### EXERCISE BRIEF
Output each entry that follows exactly. Images stay out.

##### DATA TO USE #####

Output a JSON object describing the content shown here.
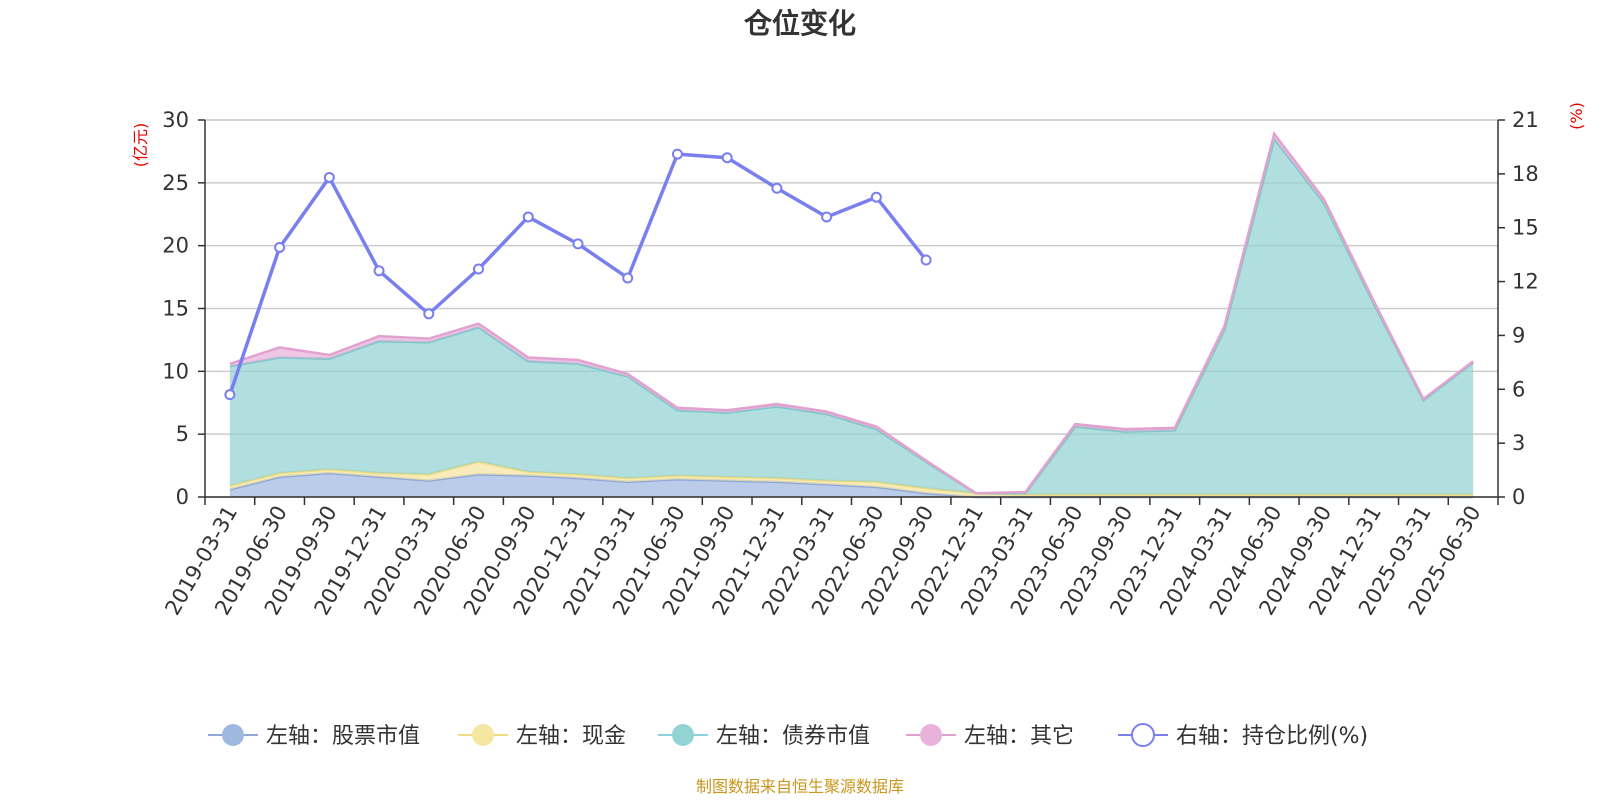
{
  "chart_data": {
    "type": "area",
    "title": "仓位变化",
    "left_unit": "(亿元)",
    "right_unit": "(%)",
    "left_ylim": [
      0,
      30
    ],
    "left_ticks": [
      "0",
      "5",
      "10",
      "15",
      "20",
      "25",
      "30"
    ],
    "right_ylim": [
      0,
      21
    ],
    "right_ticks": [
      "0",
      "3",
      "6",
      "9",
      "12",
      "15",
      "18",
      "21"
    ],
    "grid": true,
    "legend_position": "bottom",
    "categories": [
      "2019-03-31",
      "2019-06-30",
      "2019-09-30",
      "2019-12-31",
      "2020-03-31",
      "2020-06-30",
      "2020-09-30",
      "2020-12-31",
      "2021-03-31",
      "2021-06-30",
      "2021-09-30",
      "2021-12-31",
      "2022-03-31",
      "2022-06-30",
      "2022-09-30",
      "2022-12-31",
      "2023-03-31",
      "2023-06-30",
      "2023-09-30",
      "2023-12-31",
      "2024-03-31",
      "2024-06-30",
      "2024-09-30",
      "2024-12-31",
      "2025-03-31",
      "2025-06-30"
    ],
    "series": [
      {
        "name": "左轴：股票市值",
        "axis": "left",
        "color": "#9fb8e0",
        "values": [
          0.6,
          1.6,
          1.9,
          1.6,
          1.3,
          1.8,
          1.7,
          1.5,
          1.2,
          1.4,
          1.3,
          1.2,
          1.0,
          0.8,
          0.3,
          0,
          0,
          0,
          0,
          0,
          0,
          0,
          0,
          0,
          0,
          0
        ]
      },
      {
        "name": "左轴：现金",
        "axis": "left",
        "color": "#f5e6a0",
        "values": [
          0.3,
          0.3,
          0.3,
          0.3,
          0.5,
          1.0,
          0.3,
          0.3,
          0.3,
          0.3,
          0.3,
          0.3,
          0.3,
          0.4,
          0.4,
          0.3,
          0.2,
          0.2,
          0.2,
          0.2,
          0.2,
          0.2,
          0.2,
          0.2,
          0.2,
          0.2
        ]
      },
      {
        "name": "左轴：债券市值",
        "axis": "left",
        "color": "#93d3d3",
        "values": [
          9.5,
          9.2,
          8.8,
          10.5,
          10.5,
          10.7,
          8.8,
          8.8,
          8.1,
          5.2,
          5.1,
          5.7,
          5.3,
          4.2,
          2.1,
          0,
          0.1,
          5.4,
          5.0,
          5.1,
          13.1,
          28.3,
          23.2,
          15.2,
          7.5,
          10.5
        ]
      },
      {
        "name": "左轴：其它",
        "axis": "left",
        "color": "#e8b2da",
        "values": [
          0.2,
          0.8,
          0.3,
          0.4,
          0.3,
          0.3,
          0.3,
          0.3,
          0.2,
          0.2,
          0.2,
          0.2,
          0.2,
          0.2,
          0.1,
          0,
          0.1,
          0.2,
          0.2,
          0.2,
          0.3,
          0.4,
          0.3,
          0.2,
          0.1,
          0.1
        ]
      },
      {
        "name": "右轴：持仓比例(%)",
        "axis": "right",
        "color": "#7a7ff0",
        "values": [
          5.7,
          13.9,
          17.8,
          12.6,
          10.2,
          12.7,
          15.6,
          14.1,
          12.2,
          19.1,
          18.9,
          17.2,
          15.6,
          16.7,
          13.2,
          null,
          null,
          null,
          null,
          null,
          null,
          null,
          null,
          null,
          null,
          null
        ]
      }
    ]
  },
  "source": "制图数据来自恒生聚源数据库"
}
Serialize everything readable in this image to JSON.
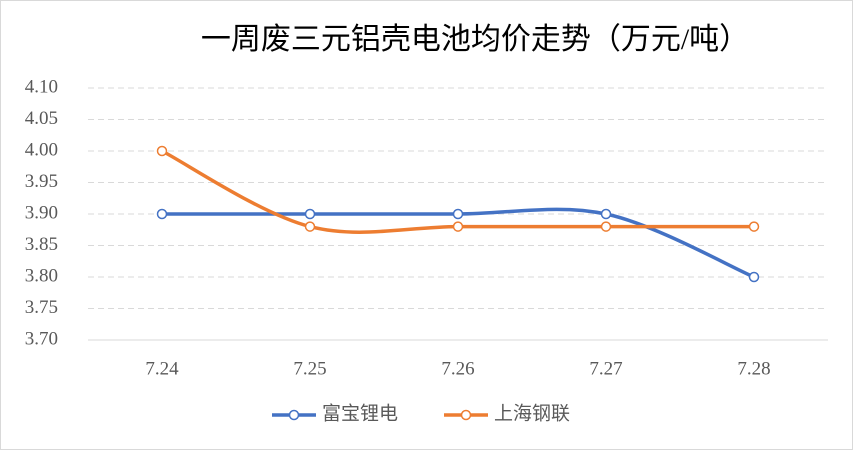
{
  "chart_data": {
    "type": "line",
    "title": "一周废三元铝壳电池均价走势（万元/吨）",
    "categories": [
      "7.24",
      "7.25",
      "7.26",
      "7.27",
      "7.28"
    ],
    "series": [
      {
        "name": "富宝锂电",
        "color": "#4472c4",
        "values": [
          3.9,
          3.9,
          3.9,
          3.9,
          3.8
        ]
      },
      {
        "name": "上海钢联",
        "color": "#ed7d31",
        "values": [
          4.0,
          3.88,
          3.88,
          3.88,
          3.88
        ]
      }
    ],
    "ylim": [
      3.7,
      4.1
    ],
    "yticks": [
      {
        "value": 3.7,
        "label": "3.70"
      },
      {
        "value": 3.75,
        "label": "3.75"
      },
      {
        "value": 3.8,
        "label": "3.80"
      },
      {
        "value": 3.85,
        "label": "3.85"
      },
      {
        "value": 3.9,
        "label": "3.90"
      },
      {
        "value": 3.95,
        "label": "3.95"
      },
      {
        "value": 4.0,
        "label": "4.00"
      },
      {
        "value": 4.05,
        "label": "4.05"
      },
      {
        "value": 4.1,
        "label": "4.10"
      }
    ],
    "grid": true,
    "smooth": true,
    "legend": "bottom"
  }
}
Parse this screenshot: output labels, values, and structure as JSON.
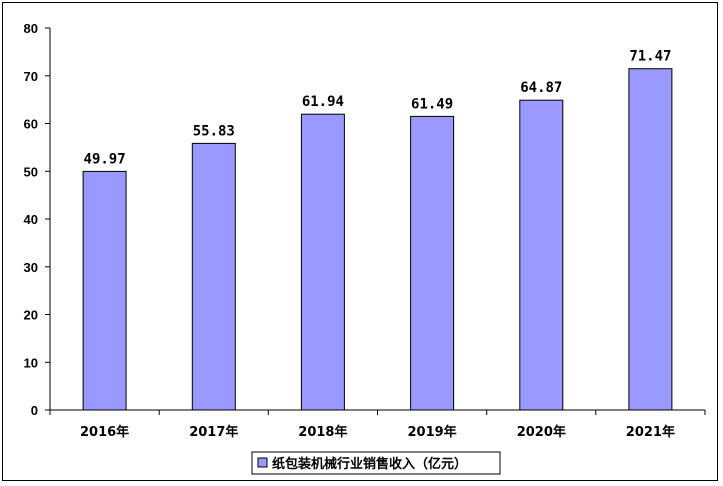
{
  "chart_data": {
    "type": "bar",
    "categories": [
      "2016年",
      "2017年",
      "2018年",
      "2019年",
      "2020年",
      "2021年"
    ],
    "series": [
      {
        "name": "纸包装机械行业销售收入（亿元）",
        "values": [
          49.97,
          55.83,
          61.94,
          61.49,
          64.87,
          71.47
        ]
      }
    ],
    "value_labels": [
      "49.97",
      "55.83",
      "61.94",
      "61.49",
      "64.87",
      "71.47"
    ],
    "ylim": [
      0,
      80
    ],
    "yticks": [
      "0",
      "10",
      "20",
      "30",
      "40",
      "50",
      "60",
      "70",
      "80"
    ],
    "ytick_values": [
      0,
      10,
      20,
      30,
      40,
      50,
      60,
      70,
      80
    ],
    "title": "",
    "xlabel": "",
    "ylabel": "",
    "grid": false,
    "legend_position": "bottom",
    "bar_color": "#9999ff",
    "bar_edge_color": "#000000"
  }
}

#####

### RESPONSE
Output a JSON object describing the content shown here.
{
  "chart_data": {
    "type": "area",
    "title": "仓位变化",
    "left_unit": "(亿元)",
    "right_unit": "(%)",
    "left_ylim": [
      0,
      30
    ],
    "left_ticks": [
      "0",
      "5",
      "10",
      "15",
      "20",
      "25",
      "30"
    ],
    "right_ylim": [
      0,
      21
    ],
    "right_ticks": [
      "0",
      "3",
      "6",
      "9",
      "12",
      "15",
      "18",
      "21"
    ],
    "grid": true,
    "legend_position": "bottom",
    "categories": [
      "2019-03-31",
      "2019-06-30",
      "2019-09-30",
      "2019-12-31",
      "2020-03-31",
      "2020-06-30",
      "2020-09-30",
      "2020-12-31",
      "2021-03-31",
      "2021-06-30",
      "2021-09-30",
      "2021-12-31",
      "2022-03-31",
      "2022-06-30",
      "2022-09-30",
      "2022-12-31",
      "2023-03-31",
      "2023-06-30",
      "2023-09-30",
      "2023-12-31",
      "2024-03-31",
      "2024-06-30",
      "2024-09-30",
      "2024-12-31",
      "2025-03-31",
      "2025-06-30"
    ],
    "series": [
      {
        "name": "左轴：股票市值",
        "axis": "left",
        "color": "#9fb8e0",
        "values": [
          0.6,
          1.6,
          1.9,
          1.6,
          1.3,
          1.8,
          1.7,
          1.5,
          1.2,
          1.4,
          1.3,
          1.2,
          1.0,
          0.8,
          0.3,
          0,
          0,
          0,
          0,
          0,
          0,
          0,
          0,
          0,
          0,
          0
        ]
      },
      {
        "name": "左轴：现金",
        "axis": "left",
        "color": "#f5e6a0",
        "values": [
          0.3,
          0.3,
          0.3,
          0.3,
          0.5,
          1.0,
          0.3,
          0.3,
          0.3,
          0.3,
          0.3,
          0.3,
          0.3,
          0.4,
          0.4,
          0.3,
          0.2,
          0.2,
          0.2,
          0.2,
          0.2,
          0.2,
          0.2,
          0.2,
          0.2,
          0.2
        ]
      },
      {
        "name": "左轴：债券市值",
        "axis": "left",
        "color": "#93d3d3",
        "values": [
          9.5,
          9.2,
          8.8,
          10.5,
          10.5,
          10.7,
          8.8,
          8.8,
          8.1,
          5.2,
          5.1,
          5.7,
          5.3,
          4.2,
          2.1,
          0,
          0.1,
          5.4,
          5.0,
          5.1,
          13.1,
          28.3,
          23.2,
          15.2,
          7.5,
          10.5
        ]
      },
      {
        "name": "左轴：其它",
        "axis": "left",
        "color": "#e8b2da",
        "values": [
          0.2,
          0.8,
          0.3,
          0.4,
          0.3,
          0.3,
          0.3,
          0.3,
          0.2,
          0.2,
          0.2,
          0.2,
          0.2,
          0.2,
          0.1,
          0,
          0.1,
          0.2,
          0.2,
          0.2,
          0.3,
          0.4,
          0.3,
          0.2,
          0.1,
          0.1
        ]
      },
      {
        "name": "右轴：持仓比例(%)",
        "axis": "right",
        "color": "#7a7ff0",
        "values": [
          5.7,
          13.9,
          17.8,
          12.6,
          10.2,
          12.7,
          15.6,
          14.1,
          12.2,
          19.1,
          18.9,
          17.2,
          15.6,
          16.7,
          13.2,
          null,
          null,
          null,
          null,
          null,
          null,
          null,
          null,
          null,
          null,
          null
        ]
      }
    ]
  },
  "source": "制图数据来自恒生聚源数据库"
}
Serialize everything readable in this image to JSON.
{
  "chart_data": {
    "type": "line",
    "title": "一周废三元铝壳电池均价走势（万元/吨）",
    "categories": [
      "7.24",
      "7.25",
      "7.26",
      "7.27",
      "7.28"
    ],
    "series": [
      {
        "name": "富宝锂电",
        "color": "#4472c4",
        "values": [
          3.9,
          3.9,
          3.9,
          3.9,
          3.8
        ]
      },
      {
        "name": "上海钢联",
        "color": "#ed7d31",
        "values": [
          4.0,
          3.88,
          3.88,
          3.88,
          3.88
        ]
      }
    ],
    "ylim": [
      3.7,
      4.1
    ],
    "yticks": [
      {
        "value": 3.7,
        "label": "3.70"
      },
      {
        "value": 3.75,
        "label": "3.75"
      },
      {
        "value": 3.8,
        "label": "3.80"
      },
      {
        "value": 3.85,
        "label": "3.85"
      },
      {
        "value": 3.9,
        "label": "3.90"
      },
      {
        "value": 3.95,
        "label": "3.95"
      },
      {
        "value": 4.0,
        "label": "4.00"
      },
      {
        "value": 4.05,
        "label": "4.05"
      },
      {
        "value": 4.1,
        "label": "4.10"
      }
    ],
    "grid": true,
    "smooth": true,
    "legend": "bottom"
  }
}
Parse this screenshot: output labels, values, and structure as JSON.
{
  "chart_data": {
    "type": "bar",
    "categories": [
      "2016年",
      "2017年",
      "2018年",
      "2019年",
      "2020年",
      "2021年"
    ],
    "series": [
      {
        "name": "纸包装机械行业销售收入（亿元）",
        "values": [
          49.97,
          55.83,
          61.94,
          61.49,
          64.87,
          71.47
        ]
      }
    ],
    "value_labels": [
      "49.97",
      "55.83",
      "61.94",
      "61.49",
      "64.87",
      "71.47"
    ],
    "ylim": [
      0,
      80
    ],
    "yticks": [
      "0",
      "10",
      "20",
      "30",
      "40",
      "50",
      "60",
      "70",
      "80"
    ],
    "ytick_values": [
      0,
      10,
      20,
      30,
      40,
      50,
      60,
      70,
      80
    ],
    "title": "",
    "xlabel": "",
    "ylabel": "",
    "grid": false,
    "legend_position": "bottom",
    "bar_color": "#9999ff",
    "bar_edge_color": "#000000"
  }
}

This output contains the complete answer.